> **GIVEN RECORDS**
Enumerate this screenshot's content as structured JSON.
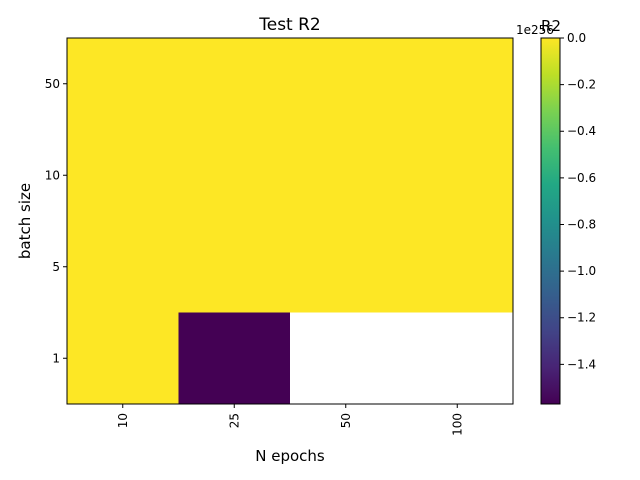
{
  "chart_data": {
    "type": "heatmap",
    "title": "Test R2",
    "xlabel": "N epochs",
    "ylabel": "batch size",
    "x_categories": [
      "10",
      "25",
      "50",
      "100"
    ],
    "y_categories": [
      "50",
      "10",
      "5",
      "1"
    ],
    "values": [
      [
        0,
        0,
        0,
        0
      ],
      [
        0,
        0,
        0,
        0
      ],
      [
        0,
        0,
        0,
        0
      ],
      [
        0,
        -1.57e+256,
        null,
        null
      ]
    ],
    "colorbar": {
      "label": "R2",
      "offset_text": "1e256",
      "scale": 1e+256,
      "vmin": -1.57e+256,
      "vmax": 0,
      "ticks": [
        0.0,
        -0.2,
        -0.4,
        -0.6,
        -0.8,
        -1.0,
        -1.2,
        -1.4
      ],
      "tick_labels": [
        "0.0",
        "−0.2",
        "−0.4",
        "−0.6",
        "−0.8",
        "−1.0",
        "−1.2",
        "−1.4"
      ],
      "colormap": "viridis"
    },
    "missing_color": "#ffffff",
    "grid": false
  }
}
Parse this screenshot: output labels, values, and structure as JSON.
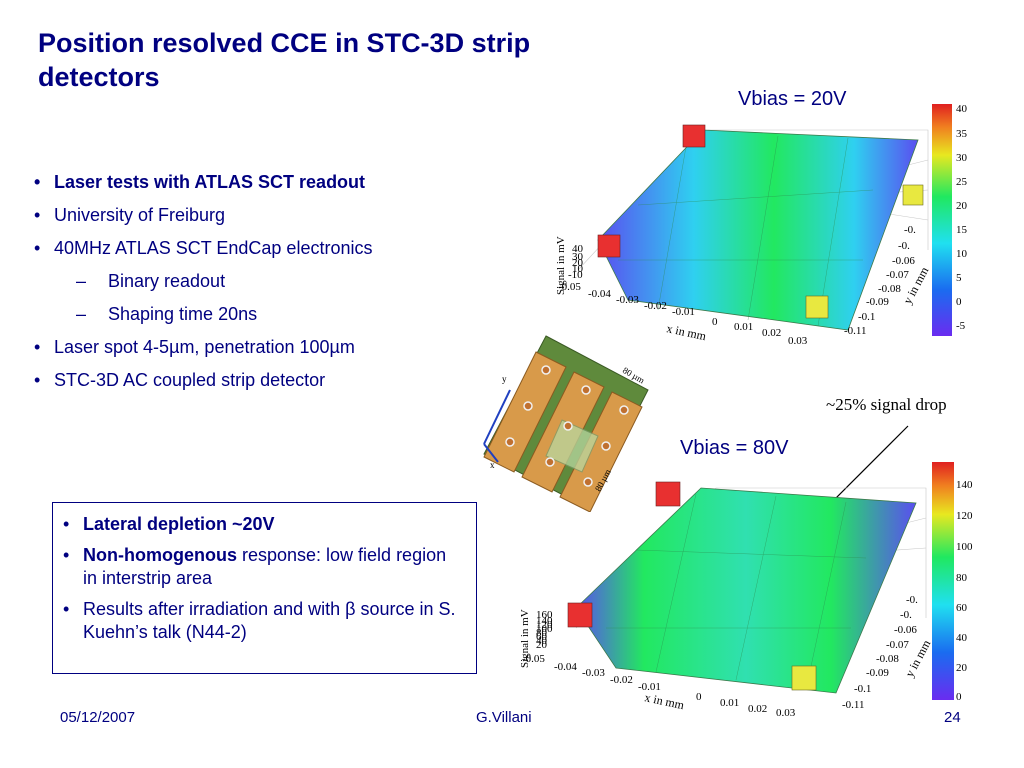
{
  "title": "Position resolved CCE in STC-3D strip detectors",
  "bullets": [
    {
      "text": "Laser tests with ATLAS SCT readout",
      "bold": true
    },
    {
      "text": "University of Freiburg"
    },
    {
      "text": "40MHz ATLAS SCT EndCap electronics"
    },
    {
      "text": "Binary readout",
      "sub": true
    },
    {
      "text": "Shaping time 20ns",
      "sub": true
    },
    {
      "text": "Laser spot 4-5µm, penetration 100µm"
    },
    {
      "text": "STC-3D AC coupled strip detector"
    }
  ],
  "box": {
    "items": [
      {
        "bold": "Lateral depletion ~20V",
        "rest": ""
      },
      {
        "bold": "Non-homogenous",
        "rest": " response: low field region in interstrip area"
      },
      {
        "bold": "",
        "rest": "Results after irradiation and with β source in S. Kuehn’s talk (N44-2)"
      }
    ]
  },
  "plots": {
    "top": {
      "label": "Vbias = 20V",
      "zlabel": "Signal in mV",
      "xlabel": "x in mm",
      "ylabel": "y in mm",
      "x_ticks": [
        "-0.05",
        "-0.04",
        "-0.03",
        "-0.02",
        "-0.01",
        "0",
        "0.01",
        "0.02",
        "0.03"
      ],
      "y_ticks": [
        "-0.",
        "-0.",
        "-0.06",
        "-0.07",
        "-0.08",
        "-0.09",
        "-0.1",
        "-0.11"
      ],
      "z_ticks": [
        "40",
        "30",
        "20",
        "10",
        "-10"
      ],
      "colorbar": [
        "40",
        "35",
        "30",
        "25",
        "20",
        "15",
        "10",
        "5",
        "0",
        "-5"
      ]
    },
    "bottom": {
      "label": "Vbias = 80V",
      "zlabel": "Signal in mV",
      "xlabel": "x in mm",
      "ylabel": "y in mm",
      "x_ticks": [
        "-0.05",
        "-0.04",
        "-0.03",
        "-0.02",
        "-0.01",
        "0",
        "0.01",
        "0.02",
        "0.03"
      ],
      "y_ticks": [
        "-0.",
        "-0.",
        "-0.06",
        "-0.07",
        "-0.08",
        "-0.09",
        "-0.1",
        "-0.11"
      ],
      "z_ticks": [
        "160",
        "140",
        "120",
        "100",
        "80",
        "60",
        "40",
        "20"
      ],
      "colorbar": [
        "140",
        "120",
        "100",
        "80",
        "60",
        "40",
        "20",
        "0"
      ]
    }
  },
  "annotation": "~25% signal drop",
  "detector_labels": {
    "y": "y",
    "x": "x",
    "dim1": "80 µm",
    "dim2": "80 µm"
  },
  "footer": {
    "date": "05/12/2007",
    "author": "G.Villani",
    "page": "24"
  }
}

> **REQUIRED TASK**
Output the material word for word, omitting its pictures.

> **SOLVED PROBLEM**
Enumerate this screenshot's content as structured JSON.
{
  "chart_data": {
    "type": "heatmap",
    "title": "Test R2",
    "xlabel": "N epochs",
    "ylabel": "batch size",
    "x_categories": [
      "10",
      "25",
      "50",
      "100"
    ],
    "y_categories": [
      "50",
      "10",
      "5",
      "1"
    ],
    "values": [
      [
        0,
        0,
        0,
        0
      ],
      [
        0,
        0,
        0,
        0
      ],
      [
        0,
        0,
        0,
        0
      ],
      [
        0,
        -1.57e+256,
        null,
        null
      ]
    ],
    "colorbar": {
      "label": "R2",
      "offset_text": "1e256",
      "scale": 1e+256,
      "vmin": -1.57e+256,
      "vmax": 0,
      "ticks": [
        0.0,
        -0.2,
        -0.4,
        -0.6,
        -0.8,
        -1.0,
        -1.2,
        -1.4
      ],
      "tick_labels": [
        "0.0",
        "−0.2",
        "−0.4",
        "−0.6",
        "−0.8",
        "−1.0",
        "−1.2",
        "−1.4"
      ],
      "colormap": "viridis"
    },
    "missing_color": "#ffffff",
    "grid": false
  }
}
Parse this screenshot: output labels, values, and structure as JSON.
{
  "title": "Position resolved CCE in STC-3D strip detectors",
  "bullets": [
    {
      "text": "Laser tests with ATLAS SCT readout",
      "bold": true
    },
    {
      "text": "University of Freiburg"
    },
    {
      "text": "40MHz ATLAS SCT EndCap electronics"
    },
    {
      "text": "Binary readout",
      "sub": true
    },
    {
      "text": "Shaping time 20ns",
      "sub": true
    },
    {
      "text": "Laser spot 4-5µm, penetration 100µm"
    },
    {
      "text": "STC-3D AC coupled strip detector"
    }
  ],
  "box": {
    "items": [
      {
        "bold": "Lateral depletion ~20V",
        "rest": ""
      },
      {
        "bold": "Non-homogenous",
        "rest": " response: low field region in interstrip area"
      },
      {
        "bold": "",
        "rest": "Results after irradiation and with β source in S. Kuehn’s talk (N44-2)"
      }
    ]
  },
  "plots": {
    "top": {
      "label": "Vbias = 20V",
      "zlabel": "Signal in mV",
      "xlabel": "x in mm",
      "ylabel": "y in mm",
      "x_ticks": [
        "-0.05",
        "-0.04",
        "-0.03",
        "-0.02",
        "-0.01",
        "0",
        "0.01",
        "0.02",
        "0.03"
      ],
      "y_ticks": [
        "-0.",
        "-0.",
        "-0.06",
        "-0.07",
        "-0.08",
        "-0.09",
        "-0.1",
        "-0.11"
      ],
      "z_ticks": [
        "40",
        "30",
        "20",
        "10",
        "-10"
      ],
      "colorbar": [
        "40",
        "35",
        "30",
        "25",
        "20",
        "15",
        "10",
        "5",
        "0",
        "-5"
      ]
    },
    "bottom": {
      "label": "Vbias = 80V",
      "zlabel": "Signal in mV",
      "xlabel": "x in mm",
      "ylabel": "y in mm",
      "x_ticks": [
        "-0.05",
        "-0.04",
        "-0.03",
        "-0.02",
        "-0.01",
        "0",
        "0.01",
        "0.02",
        "0.03"
      ],
      "y_ticks": [
        "-0.",
        "-0.",
        "-0.06",
        "-0.07",
        "-0.08",
        "-0.09",
        "-0.1",
        "-0.11"
      ],
      "z_ticks": [
        "160",
        "140",
        "120",
        "100",
        "80",
        "60",
        "40",
        "20"
      ],
      "colorbar": [
        "140",
        "120",
        "100",
        "80",
        "60",
        "40",
        "20",
        "0"
      ]
    }
  },
  "annotation": "~25% signal drop",
  "detector_labels": {
    "y": "y",
    "x": "x",
    "dim1": "80 µm",
    "dim2": "80 µm"
  },
  "footer": {
    "date": "05/12/2007",
    "author": "G.Villani",
    "page": "24"
  }
}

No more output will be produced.